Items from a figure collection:
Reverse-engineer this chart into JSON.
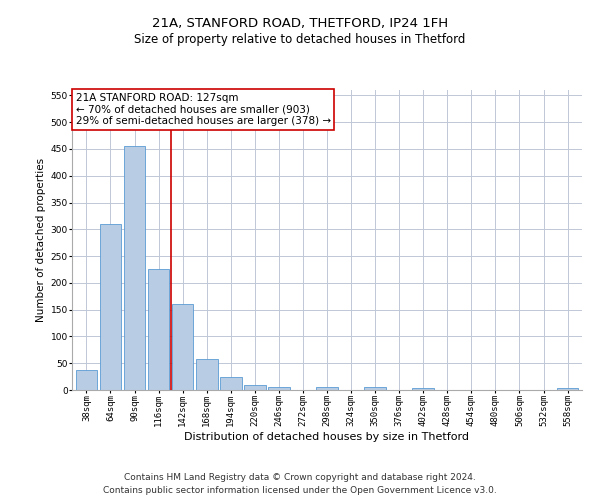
{
  "title1": "21A, STANFORD ROAD, THETFORD, IP24 1FH",
  "title2": "Size of property relative to detached houses in Thetford",
  "xlabel": "Distribution of detached houses by size in Thetford",
  "ylabel": "Number of detached properties",
  "categories": [
    "38sqm",
    "64sqm",
    "90sqm",
    "116sqm",
    "142sqm",
    "168sqm",
    "194sqm",
    "220sqm",
    "246sqm",
    "272sqm",
    "298sqm",
    "324sqm",
    "350sqm",
    "376sqm",
    "402sqm",
    "428sqm",
    "454sqm",
    "480sqm",
    "506sqm",
    "532sqm",
    "558sqm"
  ],
  "values": [
    38,
    310,
    455,
    225,
    160,
    58,
    25,
    10,
    5,
    0,
    5,
    0,
    5,
    0,
    3,
    0,
    0,
    0,
    0,
    0,
    3
  ],
  "bar_color": "#b8cce4",
  "bar_edge_color": "#5b9bd5",
  "vline_x_index": 3.5,
  "vline_color": "#cc0000",
  "ylim": [
    0,
    560
  ],
  "yticks": [
    0,
    50,
    100,
    150,
    200,
    250,
    300,
    350,
    400,
    450,
    500,
    550
  ],
  "annotation_box_text": "21A STANFORD ROAD: 127sqm\n← 70% of detached houses are smaller (903)\n29% of semi-detached houses are larger (378) →",
  "annotation_box_color": "#cc0000",
  "footer_line1": "Contains HM Land Registry data © Crown copyright and database right 2024.",
  "footer_line2": "Contains public sector information licensed under the Open Government Licence v3.0.",
  "bg_color": "#ffffff",
  "grid_color": "#c0c8d8",
  "title1_fontsize": 9.5,
  "title2_fontsize": 8.5,
  "xlabel_fontsize": 8,
  "ylabel_fontsize": 7.5,
  "tick_fontsize": 6.5,
  "annotation_fontsize": 7.5,
  "footer_fontsize": 6.5
}
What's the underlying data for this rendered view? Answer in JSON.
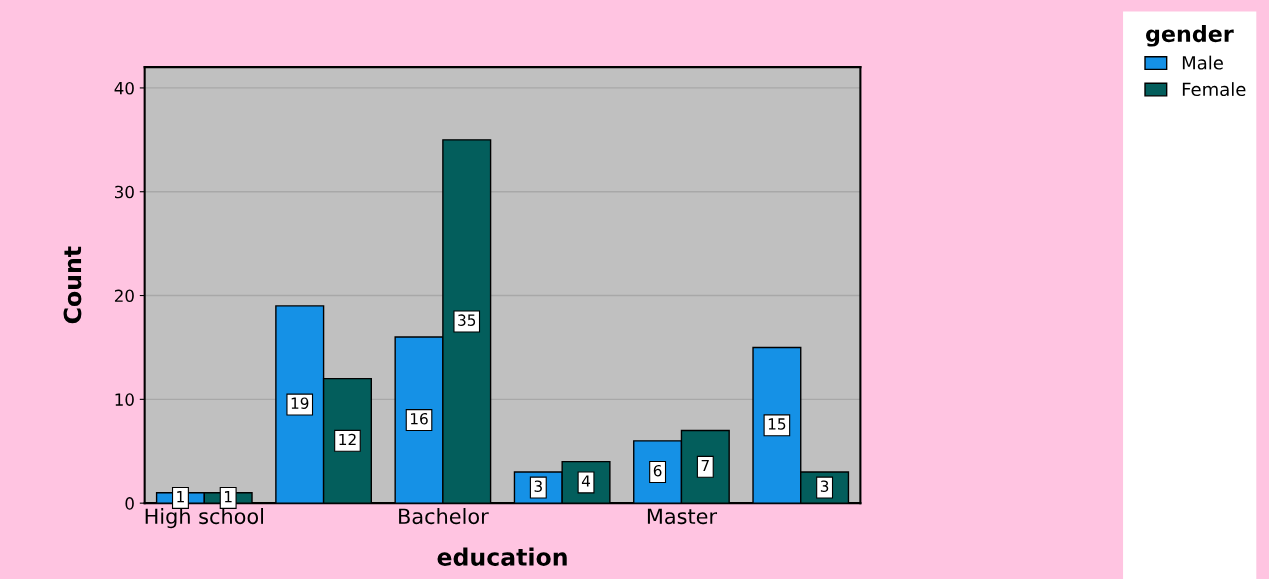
{
  "chart_data": {
    "type": "bar",
    "xlabel": "education",
    "ylabel": "Count",
    "legend_title": "gender",
    "categories": [
      "High school",
      null,
      "Bachelor",
      null,
      "Master",
      null
    ],
    "series": [
      {
        "name": "Male",
        "color": "#1591e6",
        "values": [
          1,
          19,
          16,
          3,
          6,
          15
        ]
      },
      {
        "name": "Female",
        "color": "#035e5c",
        "values": [
          1,
          12,
          35,
          4,
          7,
          3
        ]
      }
    ],
    "ylim": [
      0,
      42
    ],
    "yticks": [
      0,
      10,
      20,
      30,
      40
    ],
    "grid": "y",
    "legend": "top right",
    "data_labels": true
  }
}
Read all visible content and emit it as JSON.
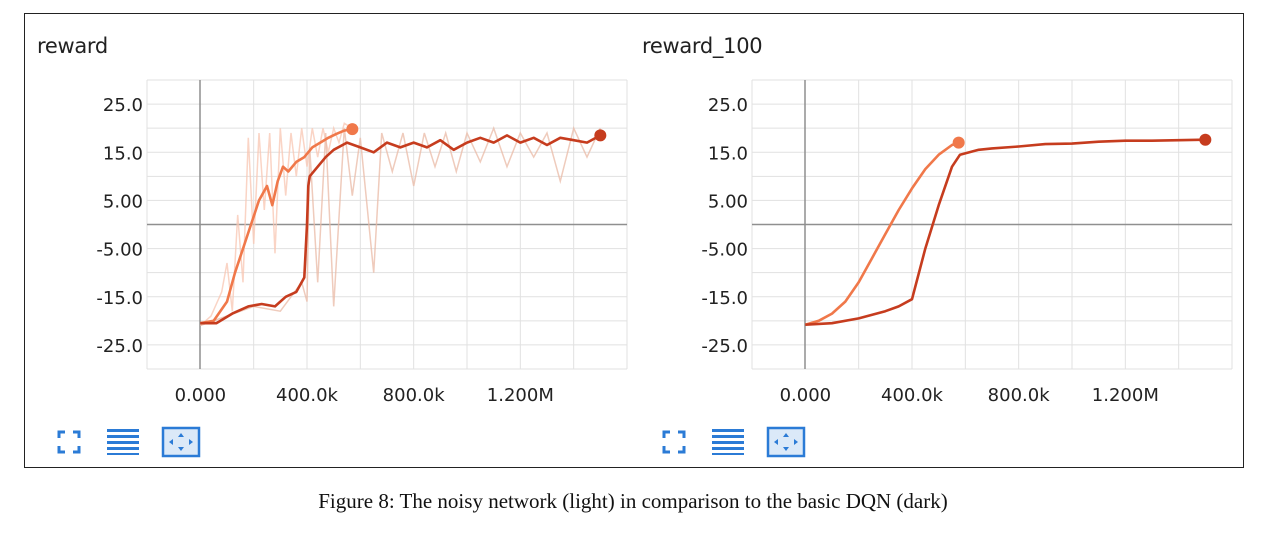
{
  "caption": "Figure 8: The noisy network (light) in comparison to the basic DQN (dark)",
  "colors": {
    "light": "#f0784a",
    "dark": "#c63c1e",
    "raw_light": "#f8c6b2",
    "raw_dark": "#eab9a6",
    "axis": "#8f8f8f",
    "grid": "#e1e1e1",
    "icon": "#2b7bd6"
  },
  "panels": [
    {
      "title": "reward",
      "toolbar": [
        "expand-icon",
        "list-icon",
        "fit-domain-icon"
      ]
    },
    {
      "title": "reward_100",
      "toolbar": [
        "expand-icon",
        "list-icon",
        "fit-domain-icon"
      ]
    }
  ],
  "chart_data": [
    {
      "type": "line",
      "title": "reward",
      "xlim": [
        -200000,
        1600000
      ],
      "ylim": [
        -30,
        30
      ],
      "grid": true,
      "x_ticks": [
        0,
        400000,
        800000,
        1200000
      ],
      "x_tick_labels": [
        "0.000",
        "400.0k",
        "800.0k",
        "1.200M"
      ],
      "y_ticks": [
        25,
        15,
        5,
        -5,
        -15,
        -25
      ],
      "y_tick_labels": [
        "25.0",
        "15.0",
        "5.00",
        "-5.00",
        "-15.0",
        "-25.0"
      ],
      "series": [
        {
          "style": "light",
          "smoothed": [
            [
              0,
              -20.5
            ],
            [
              50000,
              -20
            ],
            [
              100000,
              -16
            ],
            [
              130000,
              -10
            ],
            [
              160000,
              -5
            ],
            [
              190000,
              0
            ],
            [
              220000,
              5
            ],
            [
              250000,
              8
            ],
            [
              270000,
              4
            ],
            [
              290000,
              9
            ],
            [
              310000,
              12
            ],
            [
              330000,
              11
            ],
            [
              360000,
              13
            ],
            [
              390000,
              14
            ],
            [
              420000,
              16
            ],
            [
              450000,
              17
            ],
            [
              480000,
              18
            ],
            [
              510000,
              18.8
            ],
            [
              540000,
              19.5
            ],
            [
              570000,
              19.8
            ]
          ],
          "raw": [
            [
              0,
              -21
            ],
            [
              40000,
              -19
            ],
            [
              80000,
              -14
            ],
            [
              100000,
              -8
            ],
            [
              120000,
              -18
            ],
            [
              140000,
              2
            ],
            [
              160000,
              -12
            ],
            [
              180000,
              18
            ],
            [
              200000,
              -4
            ],
            [
              220000,
              19
            ],
            [
              240000,
              3
            ],
            [
              260000,
              19
            ],
            [
              280000,
              -6
            ],
            [
              300000,
              20
            ],
            [
              320000,
              6
            ],
            [
              340000,
              19
            ],
            [
              360000,
              10
            ],
            [
              380000,
              20
            ],
            [
              400000,
              12
            ],
            [
              420000,
              20
            ],
            [
              440000,
              14
            ],
            [
              460000,
              20
            ],
            [
              480000,
              15
            ],
            [
              500000,
              20
            ],
            [
              520000,
              17
            ],
            [
              540000,
              21
            ],
            [
              570000,
              20
            ]
          ]
        },
        {
          "style": "dark",
          "smoothed": [
            [
              0,
              -20.5
            ],
            [
              60000,
              -20.5
            ],
            [
              120000,
              -18.5
            ],
            [
              180000,
              -17
            ],
            [
              230000,
              -16.5
            ],
            [
              280000,
              -17
            ],
            [
              320000,
              -15
            ],
            [
              360000,
              -14
            ],
            [
              390000,
              -11
            ],
            [
              400000,
              0
            ],
            [
              405000,
              8
            ],
            [
              410000,
              10
            ],
            [
              440000,
              12
            ],
            [
              470000,
              14
            ],
            [
              500000,
              15.5
            ],
            [
              550000,
              17
            ],
            [
              600000,
              16
            ],
            [
              650000,
              15
            ],
            [
              700000,
              17
            ],
            [
              750000,
              16
            ],
            [
              800000,
              17
            ],
            [
              850000,
              16
            ],
            [
              900000,
              17.5
            ],
            [
              950000,
              15.5
            ],
            [
              1000000,
              17
            ],
            [
              1050000,
              18
            ],
            [
              1100000,
              17
            ],
            [
              1150000,
              18.5
            ],
            [
              1200000,
              17
            ],
            [
              1250000,
              18
            ],
            [
              1300000,
              16.5
            ],
            [
              1350000,
              18
            ],
            [
              1400000,
              17.5
            ],
            [
              1450000,
              17
            ],
            [
              1500000,
              18.5
            ]
          ],
          "raw": [
            [
              0,
              -21
            ],
            [
              100000,
              -19
            ],
            [
              200000,
              -17
            ],
            [
              300000,
              -18
            ],
            [
              380000,
              -12
            ],
            [
              400000,
              -16
            ],
            [
              410000,
              16
            ],
            [
              440000,
              -12
            ],
            [
              470000,
              19
            ],
            [
              500000,
              -17
            ],
            [
              540000,
              20
            ],
            [
              570000,
              6
            ],
            [
              600000,
              18
            ],
            [
              650000,
              -10
            ],
            [
              680000,
              19
            ],
            [
              720000,
              11
            ],
            [
              760000,
              19
            ],
            [
              800000,
              8
            ],
            [
              840000,
              19
            ],
            [
              880000,
              12
            ],
            [
              920000,
              19
            ],
            [
              960000,
              11
            ],
            [
              1000000,
              19
            ],
            [
              1050000,
              13
            ],
            [
              1100000,
              20
            ],
            [
              1150000,
              12
            ],
            [
              1200000,
              19
            ],
            [
              1250000,
              14
            ],
            [
              1300000,
              19
            ],
            [
              1350000,
              9
            ],
            [
              1400000,
              20
            ],
            [
              1450000,
              14
            ],
            [
              1500000,
              20
            ]
          ]
        }
      ]
    },
    {
      "type": "line",
      "title": "reward_100",
      "xlim": [
        -200000,
        1600000
      ],
      "ylim": [
        -30,
        30
      ],
      "grid": true,
      "x_ticks": [
        0,
        400000,
        800000,
        1200000
      ],
      "x_tick_labels": [
        "0.000",
        "400.0k",
        "800.0k",
        "1.200M"
      ],
      "y_ticks": [
        25,
        15,
        5,
        -5,
        -15,
        -25
      ],
      "y_tick_labels": [
        "25.0",
        "15.0",
        "5.00",
        "-5.00",
        "-15.0",
        "-25.0"
      ],
      "series": [
        {
          "style": "light",
          "smoothed": [
            [
              0,
              -20.8
            ],
            [
              50000,
              -20
            ],
            [
              100000,
              -18.5
            ],
            [
              150000,
              -16
            ],
            [
              200000,
              -12
            ],
            [
              250000,
              -7
            ],
            [
              300000,
              -2
            ],
            [
              350000,
              3
            ],
            [
              400000,
              7.5
            ],
            [
              450000,
              11.5
            ],
            [
              500000,
              14.5
            ],
            [
              550000,
              16.5
            ],
            [
              575000,
              17
            ]
          ]
        },
        {
          "style": "dark",
          "smoothed": [
            [
              0,
              -20.8
            ],
            [
              100000,
              -20.5
            ],
            [
              200000,
              -19.5
            ],
            [
              300000,
              -18
            ],
            [
              350000,
              -17
            ],
            [
              400000,
              -15.5
            ],
            [
              450000,
              -5
            ],
            [
              500000,
              4
            ],
            [
              550000,
              12
            ],
            [
              580000,
              14.5
            ],
            [
              650000,
              15.5
            ],
            [
              700000,
              15.8
            ],
            [
              800000,
              16.2
            ],
            [
              900000,
              16.7
            ],
            [
              1000000,
              16.8
            ],
            [
              1100000,
              17.2
            ],
            [
              1200000,
              17.4
            ],
            [
              1300000,
              17.4
            ],
            [
              1400000,
              17.5
            ],
            [
              1500000,
              17.6
            ]
          ]
        }
      ]
    }
  ]
}
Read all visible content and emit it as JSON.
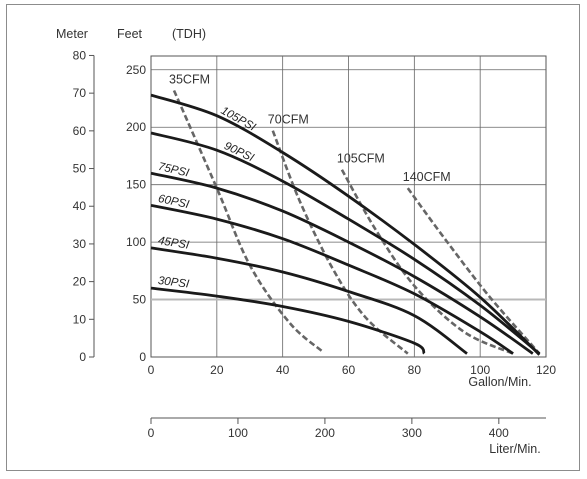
{
  "chart_data": {
    "type": "line",
    "headers": {
      "meter": "Meter",
      "feet": "Feet",
      "tdh": "(TDH)"
    },
    "x_label": "Gallon/Min.",
    "x2_label": "Liter/Min.",
    "x_ticks": [
      "0",
      "20",
      "40",
      "60",
      "80",
      "100",
      "120"
    ],
    "x2_ticks": [
      "0",
      "100",
      "200",
      "300",
      "400"
    ],
    "y_feet_ticks": [
      "0",
      "50",
      "100",
      "150",
      "200",
      "250"
    ],
    "y_meter_ticks": [
      "0",
      "10",
      "20",
      "30",
      "40",
      "50",
      "60",
      "70",
      "80"
    ],
    "xlim": [
      0,
      120
    ],
    "ylim_feet": [
      0,
      262
    ],
    "grid": true,
    "pressure_series": [
      {
        "name": "105PSI",
        "points": [
          [
            0,
            228
          ],
          [
            20,
            210
          ],
          [
            40,
            178
          ],
          [
            60,
            140
          ],
          [
            80,
            98
          ],
          [
            100,
            52
          ],
          [
            118,
            2
          ]
        ]
      },
      {
        "name": "90PSI",
        "points": [
          [
            0,
            195
          ],
          [
            20,
            180
          ],
          [
            40,
            153
          ],
          [
            60,
            120
          ],
          [
            80,
            85
          ],
          [
            100,
            45
          ],
          [
            118,
            3
          ]
        ]
      },
      {
        "name": "75PSI",
        "points": [
          [
            0,
            160
          ],
          [
            20,
            147
          ],
          [
            40,
            127
          ],
          [
            60,
            100
          ],
          [
            80,
            70
          ],
          [
            100,
            35
          ],
          [
            116,
            3
          ]
        ]
      },
      {
        "name": "60PSI",
        "points": [
          [
            0,
            132
          ],
          [
            20,
            120
          ],
          [
            40,
            103
          ],
          [
            60,
            80
          ],
          [
            80,
            55
          ],
          [
            100,
            22
          ],
          [
            110,
            3
          ]
        ]
      },
      {
        "name": "45PSI",
        "points": [
          [
            0,
            95
          ],
          [
            20,
            86
          ],
          [
            40,
            74
          ],
          [
            60,
            57
          ],
          [
            80,
            36
          ],
          [
            96,
            3
          ]
        ]
      },
      {
        "name": "30PSI",
        "points": [
          [
            0,
            60
          ],
          [
            20,
            53
          ],
          [
            40,
            44
          ],
          [
            60,
            31
          ],
          [
            80,
            12
          ],
          [
            83,
            3
          ]
        ]
      }
    ],
    "air_consumption_series": [
      {
        "name": "35CFM",
        "points": [
          [
            7,
            232
          ],
          [
            20,
            147
          ],
          [
            30,
            80
          ],
          [
            42,
            30
          ],
          [
            52,
            5
          ]
        ]
      },
      {
        "name": "70CFM",
        "points": [
          [
            37,
            197
          ],
          [
            45,
            137
          ],
          [
            55,
            78
          ],
          [
            65,
            35
          ],
          [
            78,
            3
          ]
        ]
      },
      {
        "name": "105CFM",
        "points": [
          [
            58,
            163
          ],
          [
            68,
            112
          ],
          [
            80,
            62
          ],
          [
            95,
            22
          ],
          [
            110,
            3
          ]
        ]
      },
      {
        "name": "140CFM",
        "points": [
          [
            78,
            147
          ],
          [
            90,
            100
          ],
          [
            103,
            52
          ],
          [
            118,
            3
          ]
        ]
      }
    ],
    "reference_line_feet": 50
  }
}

▶ **Requirements**
Across the records, how many lines contain "JSON"? Only the number should be given.

▶ **Result for this task**
4